[PROBLEM] Spot every line with the word "title" and return it.

[Stored data entries]

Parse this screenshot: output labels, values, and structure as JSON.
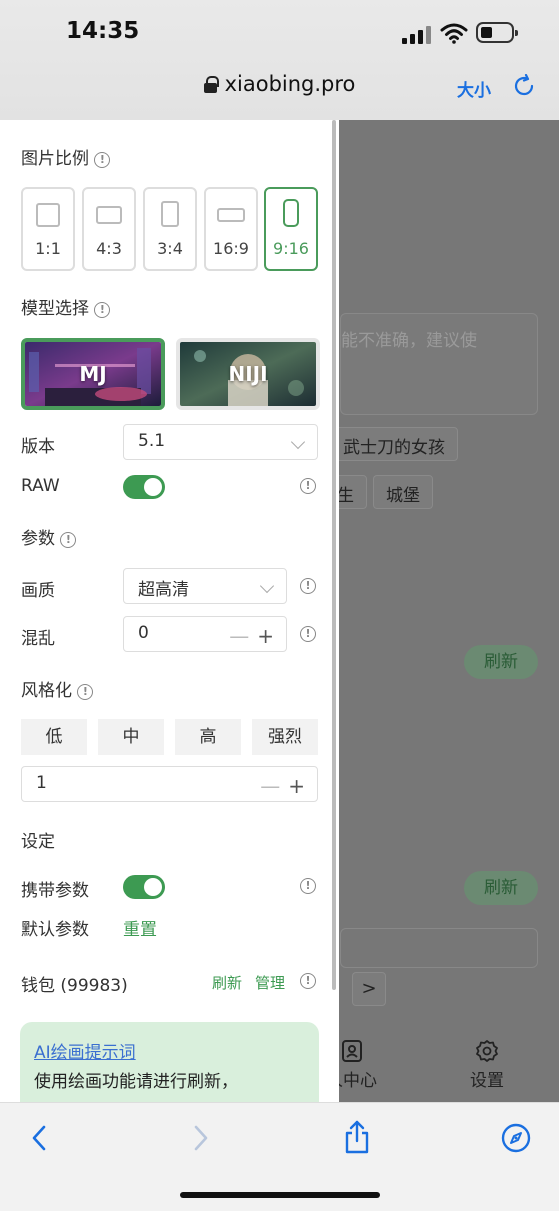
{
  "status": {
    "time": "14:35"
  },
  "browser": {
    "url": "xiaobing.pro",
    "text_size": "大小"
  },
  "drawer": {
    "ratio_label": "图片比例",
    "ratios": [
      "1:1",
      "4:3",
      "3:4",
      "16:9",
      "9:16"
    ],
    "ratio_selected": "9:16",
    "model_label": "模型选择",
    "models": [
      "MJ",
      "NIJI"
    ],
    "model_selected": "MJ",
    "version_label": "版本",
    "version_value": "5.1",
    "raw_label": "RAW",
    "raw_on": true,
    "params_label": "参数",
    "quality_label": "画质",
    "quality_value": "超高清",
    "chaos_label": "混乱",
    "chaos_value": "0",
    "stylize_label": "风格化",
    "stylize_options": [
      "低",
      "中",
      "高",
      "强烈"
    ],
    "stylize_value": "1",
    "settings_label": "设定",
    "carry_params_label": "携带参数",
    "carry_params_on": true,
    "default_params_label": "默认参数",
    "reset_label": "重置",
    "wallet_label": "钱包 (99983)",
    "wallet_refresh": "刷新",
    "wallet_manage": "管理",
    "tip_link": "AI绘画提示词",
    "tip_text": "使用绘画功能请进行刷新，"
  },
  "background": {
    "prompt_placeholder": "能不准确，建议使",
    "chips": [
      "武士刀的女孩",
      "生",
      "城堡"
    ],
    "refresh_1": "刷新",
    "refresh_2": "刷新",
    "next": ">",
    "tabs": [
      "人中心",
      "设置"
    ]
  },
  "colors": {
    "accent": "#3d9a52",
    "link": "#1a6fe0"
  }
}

--

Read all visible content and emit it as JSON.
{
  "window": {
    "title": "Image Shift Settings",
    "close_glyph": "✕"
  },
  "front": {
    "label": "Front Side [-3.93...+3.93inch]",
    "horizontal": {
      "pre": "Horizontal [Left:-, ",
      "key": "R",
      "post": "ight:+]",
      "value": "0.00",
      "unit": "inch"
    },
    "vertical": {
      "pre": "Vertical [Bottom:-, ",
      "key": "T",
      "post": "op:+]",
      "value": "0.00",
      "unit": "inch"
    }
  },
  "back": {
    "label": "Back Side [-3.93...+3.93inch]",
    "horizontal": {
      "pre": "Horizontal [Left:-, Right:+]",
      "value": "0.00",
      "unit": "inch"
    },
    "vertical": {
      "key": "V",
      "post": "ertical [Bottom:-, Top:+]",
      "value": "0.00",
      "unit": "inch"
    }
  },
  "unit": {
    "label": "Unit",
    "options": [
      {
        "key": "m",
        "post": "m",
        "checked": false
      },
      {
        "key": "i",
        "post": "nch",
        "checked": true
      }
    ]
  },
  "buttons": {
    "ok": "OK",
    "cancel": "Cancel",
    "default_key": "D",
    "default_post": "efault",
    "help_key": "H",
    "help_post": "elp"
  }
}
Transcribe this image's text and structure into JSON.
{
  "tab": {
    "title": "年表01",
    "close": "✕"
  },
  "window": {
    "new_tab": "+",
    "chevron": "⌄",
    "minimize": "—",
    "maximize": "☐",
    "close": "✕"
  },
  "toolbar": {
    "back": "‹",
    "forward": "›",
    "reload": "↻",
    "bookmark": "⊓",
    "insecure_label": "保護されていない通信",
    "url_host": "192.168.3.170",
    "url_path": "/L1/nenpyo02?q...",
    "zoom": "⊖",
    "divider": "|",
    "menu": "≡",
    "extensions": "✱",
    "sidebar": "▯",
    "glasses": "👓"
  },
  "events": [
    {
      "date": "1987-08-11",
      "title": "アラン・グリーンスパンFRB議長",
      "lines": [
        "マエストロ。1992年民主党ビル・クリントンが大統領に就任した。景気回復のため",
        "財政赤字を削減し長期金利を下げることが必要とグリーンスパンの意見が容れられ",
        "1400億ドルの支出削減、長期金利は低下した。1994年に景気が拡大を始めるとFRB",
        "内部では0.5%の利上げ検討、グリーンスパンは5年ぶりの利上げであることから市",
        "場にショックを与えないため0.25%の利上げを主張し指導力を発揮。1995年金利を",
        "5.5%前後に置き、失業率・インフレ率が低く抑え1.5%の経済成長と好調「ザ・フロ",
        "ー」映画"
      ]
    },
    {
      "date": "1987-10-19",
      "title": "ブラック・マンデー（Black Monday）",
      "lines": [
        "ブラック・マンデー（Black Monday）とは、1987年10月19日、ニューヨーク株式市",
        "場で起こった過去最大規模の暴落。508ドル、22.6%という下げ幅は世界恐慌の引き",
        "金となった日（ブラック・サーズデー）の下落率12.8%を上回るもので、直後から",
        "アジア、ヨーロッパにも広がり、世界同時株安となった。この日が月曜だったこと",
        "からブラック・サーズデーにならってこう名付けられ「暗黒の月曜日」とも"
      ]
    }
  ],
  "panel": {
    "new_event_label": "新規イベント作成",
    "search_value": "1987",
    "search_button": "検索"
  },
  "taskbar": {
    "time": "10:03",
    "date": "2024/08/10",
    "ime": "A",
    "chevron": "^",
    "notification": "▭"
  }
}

[RESPONSE TO THE EXERCISE]
    "title": "Image Shift Settings",
    "title": "年表01",
      "title": "アラン・グリーンスパンFRB議長",
      "title": "ブラック・マンデー（Black Monday）",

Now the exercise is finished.